■ What you have to do: Repeat each entry as written and leave the images out of the copy.

─── Dataset entries ───

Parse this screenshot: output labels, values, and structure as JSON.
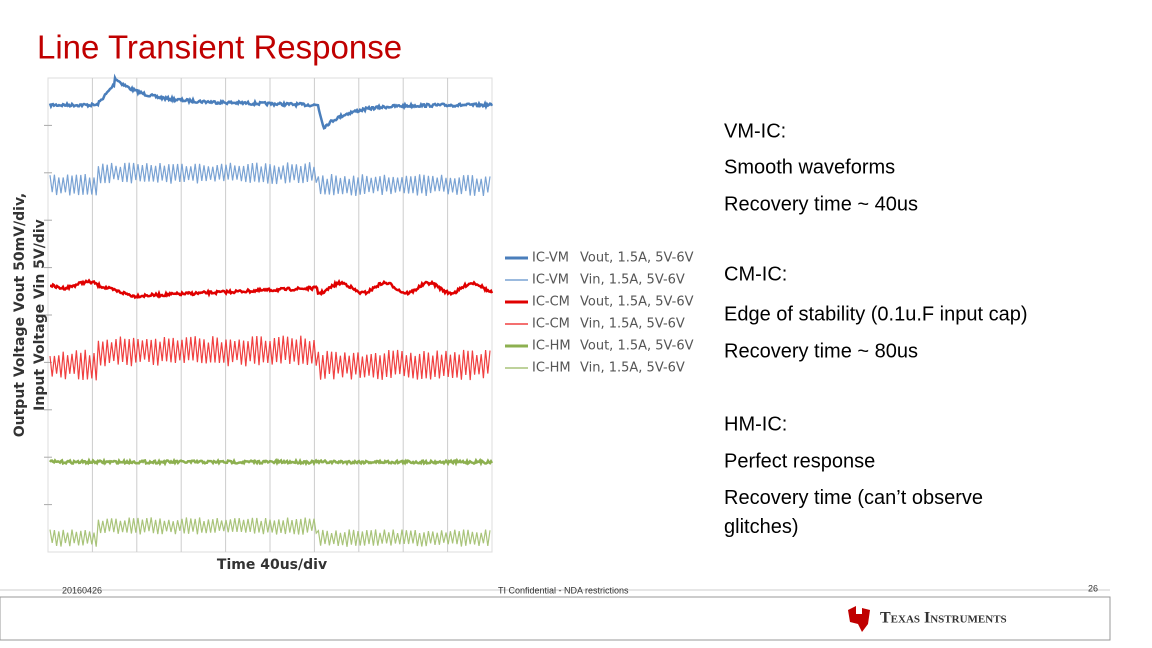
{
  "title": "Line Transient Response",
  "chart": {
    "y_label": [
      "Output Voltage  Vout  50mV/div,",
      "Input Voltage  Vin  5V/div"
    ],
    "x_label": "Time  40us/div",
    "legend": [
      {
        "name": "IC-VM",
        "detail": "Vout, 1.5A, 5V-6V",
        "color": "#4a7ebb"
      },
      {
        "name": "IC-VM",
        "detail": "Vin, 1.5A, 5V-6V",
        "color": "#7aa3d4"
      },
      {
        "name": "IC-CM",
        "detail": "Vout, 1.5A, 5V-6V",
        "color": "#e00000"
      },
      {
        "name": "IC-CM",
        "detail": "Vin, 1.5A, 5V-6V",
        "color": "#f04040"
      },
      {
        "name": "IC-HM",
        "detail": "Vout, 1.5A, 5V-6V",
        "color": "#8db050"
      },
      {
        "name": "IC-HM",
        "detail": "Vin, 1.5A, 5V-6V",
        "color": "#a9c47a"
      }
    ]
  },
  "sections": [
    {
      "heading": "VM-IC:",
      "items": [
        "Smooth waveforms",
        "Recovery time ~ 40us"
      ]
    },
    {
      "heading": "CM-IC:",
      "items": [
        "Edge of stability (0.1u.F input cap)",
        "Recovery time ~ 80us"
      ]
    },
    {
      "heading": "HM-IC:",
      "items": [
        "Perfect response",
        "Recovery time (can’t observe glitches)"
      ]
    }
  ],
  "footer": {
    "date": "20160426",
    "confidential": "TI Confidential - NDA restrictions",
    "page": "26",
    "logo": "Texas Instruments"
  }
}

───

■ Output of the exercise:
Parse this screenshot: output labels, values, and structure as JSON.
{
  "title": "Line Transient Response",
  "chart": {
    "y_label": [
      "Output Voltage  Vout  50mV/div,",
      "Input Voltage  Vin  5V/div"
    ],
    "x_label": "Time  40us/div",
    "legend": [
      {
        "name": "IC-VM",
        "detail": "Vout, 1.5A, 5V-6V",
        "color": "#4a7ebb"
      },
      {
        "name": "IC-VM",
        "detail": "Vin, 1.5A, 5V-6V",
        "color": "#7aa3d4"
      },
      {
        "name": "IC-CM",
        "detail": "Vout, 1.5A, 5V-6V",
        "color": "#e00000"
      },
      {
        "name": "IC-CM",
        "detail": "Vin, 1.5A, 5V-6V",
        "color": "#f04040"
      },
      {
        "name": "IC-HM",
        "detail": "Vout, 1.5A, 5V-6V",
        "color": "#8db050"
      },
      {
        "name": "IC-HM",
        "detail": "Vin, 1.5A, 5V-6V",
        "color": "#a9c47a"
      }
    ]
  },
  "sections": [
    {
      "heading": "VM-IC:",
      "items": [
        "Smooth waveforms",
        "Recovery time ~ 40us"
      ]
    },
    {
      "heading": "CM-IC:",
      "items": [
        "Edge of stability (0.1u.F input cap)",
        "Recovery time ~ 80us"
      ]
    },
    {
      "heading": "HM-IC:",
      "items": [
        "Perfect response",
        "Recovery time (can’t observe glitches)"
      ]
    }
  ],
  "footer": {
    "date": "20160426",
    "confidential": "TI Confidential - NDA restrictions",
    "page": "26",
    "logo": "Texas Instruments"
  }
}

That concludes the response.